start

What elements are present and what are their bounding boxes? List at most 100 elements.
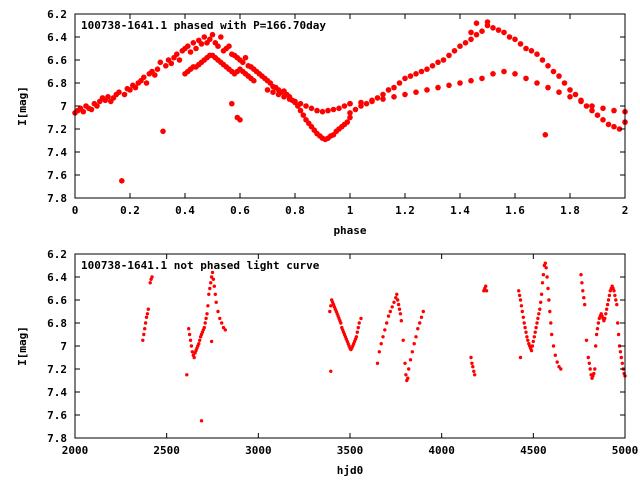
phased-x-tick-label: 0.4 [175, 204, 195, 217]
phased-data-point [215, 43, 221, 49]
unphased-data-point [547, 298, 551, 302]
unphased-data-point [355, 330, 359, 334]
phased-x-tick-label: 1.6 [505, 204, 525, 217]
unphased-data-point [524, 330, 528, 334]
unphased-data-point [210, 270, 215, 275]
phased-data-point [440, 57, 447, 63]
unphased-axis-ticks: 2000 2500 3000 3500 4000 4500 5000 6.2 6.4 6.6 6.8… [47, 248, 638, 457]
phased-data-point [185, 43, 191, 49]
phased-data-point [292, 98, 298, 105]
phased-data-point [330, 106, 337, 113]
unphased-data-point [401, 338, 405, 342]
phased-data-point [578, 98, 584, 105]
unphased-data-point [143, 327, 147, 331]
phased-data-point [539, 57, 546, 63]
phased-x-axis-label: phase [333, 224, 366, 237]
unphased-y-tick-label: 7.2 [47, 363, 67, 376]
phased-y-tick-label: 7.2 [47, 123, 67, 136]
unphased-x-tick-label: 3500 [337, 444, 364, 457]
phased-data-point [303, 103, 309, 109]
unphased-data-points [141, 261, 627, 423]
phased-data-point [391, 84, 397, 91]
unphased-data-point [533, 330, 537, 334]
unphased-data-point [356, 325, 360, 330]
unphased-data-point [379, 342, 383, 346]
phased-x-tick-label: 1.4 [450, 204, 470, 217]
phased-data-point [534, 51, 540, 57]
unphased-data-point [614, 298, 618, 302]
unphased-data-point [484, 284, 488, 288]
unphased-data-point [206, 304, 210, 308]
phased-y-tick-label: 6.8 [47, 77, 67, 90]
unphased-data-point [212, 284, 216, 288]
phased-data-point [457, 80, 463, 86]
unphased-data-point [531, 339, 535, 344]
phased-data-point [374, 95, 381, 101]
unphased-data-point [209, 339, 214, 344]
phased-data-point [143, 80, 150, 86]
phased-data-point [506, 34, 513, 40]
unphased-data-point [359, 316, 363, 321]
unphased-data-point [398, 312, 403, 316]
unphased-data-point [185, 373, 189, 377]
unphased-data-point [416, 327, 420, 331]
unphased-data-point [329, 304, 333, 308]
phased-data-point [141, 74, 147, 81]
unphased-data-point [537, 312, 541, 316]
phased-data-point [468, 29, 474, 36]
unphased-plot-title: 100738-1641.1 not phased light curve [81, 259, 320, 272]
phased-data-point [446, 52, 452, 59]
unphased-data-point [553, 353, 557, 357]
unphased-data-point [328, 309, 332, 314]
phased-data-point [242, 54, 249, 61]
unphased-data-point [399, 319, 403, 323]
phased-data-point [193, 45, 199, 52]
phased-data-point [319, 108, 326, 115]
phased-data-point [424, 87, 430, 93]
unphased-data-point [207, 292, 211, 296]
unphased-data-point [544, 266, 548, 270]
phased-data-point [314, 107, 320, 114]
unphased-data-point [471, 365, 475, 369]
unphased-y-tick-label: 7.8 [47, 432, 67, 445]
unphased-data-point [209, 275, 214, 279]
unphased-data-point [144, 315, 149, 319]
phased-data-point [446, 82, 452, 89]
unphased-data-point [141, 338, 145, 342]
phased-y-axis-label: I[mag] [16, 86, 29, 126]
unphased-data-point [218, 316, 222, 321]
phased-data-point [523, 45, 529, 52]
unphased-y-tick-label: 7.4 [47, 386, 67, 399]
unphased-data-point [190, 350, 194, 354]
unphased-data-point [209, 281, 213, 285]
phased-data-point [605, 121, 612, 128]
unphased-x-tick-label: 4500 [520, 444, 547, 457]
phased-x-tick-label: 1 [347, 204, 354, 217]
unphased-data-point [150, 275, 154, 279]
phased-data-point [435, 84, 441, 91]
phased-data-point [207, 36, 213, 43]
unphased-data-point [187, 332, 192, 337]
unphased-y-tick-label: 7.6 [47, 409, 67, 422]
unphased-data-point [604, 312, 608, 316]
phased-data-point [300, 112, 307, 118]
phased-data-point [121, 91, 128, 98]
phased-data-point [105, 94, 111, 100]
unphased-data-point [377, 350, 381, 354]
unphased-data-point [329, 369, 333, 373]
unphased-data-point [521, 315, 525, 319]
unphased-data-point [187, 327, 191, 331]
phased-data-point [501, 29, 507, 36]
unphased-data-point [594, 332, 599, 337]
unphased-light-curve-panel: 2000 2500 3000 3500 4000 4500 5000 6.2 6.4 6.6 6.8… [16, 248, 638, 477]
phased-data-point [490, 71, 496, 77]
phased-data-point [152, 72, 158, 78]
unphased-data-point [615, 302, 619, 307]
unphased-data-point [606, 298, 611, 302]
unphased-data-point [520, 309, 524, 314]
unphased-data-point [617, 344, 622, 348]
unphased-data-point [205, 312, 209, 316]
phased-plot-title: 100738-1641.1 phased with P=166.70day [81, 19, 326, 32]
unphased-data-point [519, 304, 524, 308]
phased-data-point [391, 94, 397, 100]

end

### [WHAT YOU SHOULD DO]
Write out the item above line for line, without any change, leaving out the picture.

### [EXERCISE RESULT]
What elements are present and what are their bounding boxes? List at most 100 elements.
phased-x-tick-label: 0.4 [175, 204, 195, 217]
phased-data-point [215, 43, 221, 49]
unphased-data-point [547, 298, 551, 302]
unphased-data-point [355, 330, 359, 334]
phased-x-tick-label: 1.6 [505, 204, 525, 217]
unphased-data-point [524, 330, 528, 334]
unphased-data-point [210, 270, 215, 275]
phased-data-point [440, 57, 447, 63]
unphased-axis-ticks: 2000 2500 3000 3500 4000 4500 5000 6.2 6.4 6.6 6.8… [47, 248, 638, 457]
phased-data-point [185, 43, 191, 49]
phased-data-point [292, 98, 298, 105]
phased-data-point [330, 106, 337, 113]
unphased-data-point [401, 338, 405, 342]
phased-data-point [578, 98, 584, 105]
unphased-data-point [143, 327, 147, 331]
phased-data-point [539, 57, 546, 63]
phased-x-axis-label: phase [333, 224, 366, 237]
unphased-y-tick-label: 7.2 [47, 363, 67, 376]
phased-y-tick-label: 7.2 [47, 123, 67, 136]
unphased-x-tick-label: 3500 [337, 444, 364, 457]
phased-data-point [303, 103, 309, 109]
unphased-data-points [141, 261, 627, 423]
phased-data-point [391, 84, 397, 91]
unphased-data-point [533, 330, 537, 334]
unphased-data-point [356, 325, 360, 330]
unphased-data-point [379, 342, 383, 346]
phased-x-tick-label: 1.4 [450, 204, 470, 217]
phased-data-point [534, 51, 540, 57]
unphased-data-point [614, 298, 618, 302]
unphased-data-point [484, 284, 488, 288]
unphased-data-point [206, 304, 210, 308]
phased-y-tick-label: 6.8 [47, 77, 67, 90]
unphased-data-point [212, 284, 216, 288]
phased-data-point [457, 80, 463, 86]
unphased-data-point [531, 339, 535, 344]
phased-data-point [374, 95, 381, 101]
unphased-data-point [209, 339, 214, 344]
phased-data-point [143, 80, 150, 86]
phased-data-point [506, 34, 513, 40]
unphased-data-point [359, 316, 363, 321]
unphased-data-point [398, 312, 403, 316]
unphased-data-point [185, 373, 189, 377]
unphased-data-point [416, 327, 420, 331]
unphased-data-point [329, 304, 333, 308]
phased-data-point [141, 74, 147, 81]
unphased-data-point [537, 312, 541, 316]
phased-data-point [468, 29, 474, 36]
unphased-plot-title: 100738-1641.1 not phased light curve [81, 259, 320, 272]
phased-data-point [446, 52, 452, 59]
unphased-data-point [553, 353, 557, 357]
unphased-data-point [328, 309, 332, 314]
phased-data-point [242, 54, 249, 61]
unphased-data-point [399, 319, 403, 323]
phased-data-point [193, 45, 199, 52]
phased-data-point [319, 108, 326, 115]
phased-data-point [424, 87, 430, 93]
unphased-data-point [207, 292, 211, 296]
unphased-data-point [544, 266, 548, 270]
phased-data-point [314, 107, 320, 114]
unphased-data-point [471, 365, 475, 369]
unphased-y-tick-label: 7.8 [47, 432, 67, 445]
unphased-data-point [209, 275, 214, 279]
unphased-data-point [144, 315, 149, 319]
phased-data-point [446, 82, 452, 89]
unphased-data-point [141, 338, 145, 342]
phased-y-axis-label: I[mag] [16, 86, 29, 126]
unphased-data-point [218, 316, 222, 321]
phased-data-point [523, 45, 529, 52]
unphased-y-tick-label: 7.4 [47, 386, 67, 399]
unphased-data-point [190, 350, 194, 354]
unphased-data-point [209, 281, 213, 285]
phased-data-point [605, 121, 612, 128]
unphased-x-tick-label: 4500 [520, 444, 547, 457]
phased-x-tick-label: 1 [347, 204, 354, 217]
unphased-data-point [150, 275, 154, 279]
phased-data-point [435, 84, 441, 91]
phased-data-point [207, 36, 213, 43]
unphased-data-point [187, 332, 192, 337]
unphased-y-tick-label: 7.6 [47, 409, 67, 422]
unphased-data-point [604, 312, 608, 316]
phased-data-point [300, 112, 307, 118]
phased-data-point [121, 91, 128, 98]
phased-data-point [105, 94, 111, 100]
unphased-data-point [377, 350, 381, 354]
unphased-data-point [329, 369, 333, 373]
unphased-data-point [521, 315, 525, 319]
unphased-data-point [187, 327, 191, 331]
phased-data-point [501, 29, 507, 36]
unphased-data-point [594, 332, 599, 337]
unphased-light-curve-panel: 2000 2500 3000 3500 4000 4500 5000 6.2 6.4 6.6 6.8… [16, 248, 638, 477]
phased-data-point [490, 71, 496, 77]
phased-data-point [152, 72, 158, 78]
unphased-data-point [615, 302, 619, 307]
unphased-data-point [606, 298, 611, 302]
unphased-data-point [520, 309, 524, 314]
unphased-data-point [617, 344, 622, 348]
unphased-data-point [205, 312, 209, 316]
phased-plot-title: 100738-1641.1 phased with P=166.70day [81, 19, 326, 32]
unphased-data-point [519, 304, 524, 308]
phased-data-point [391, 94, 397, 100]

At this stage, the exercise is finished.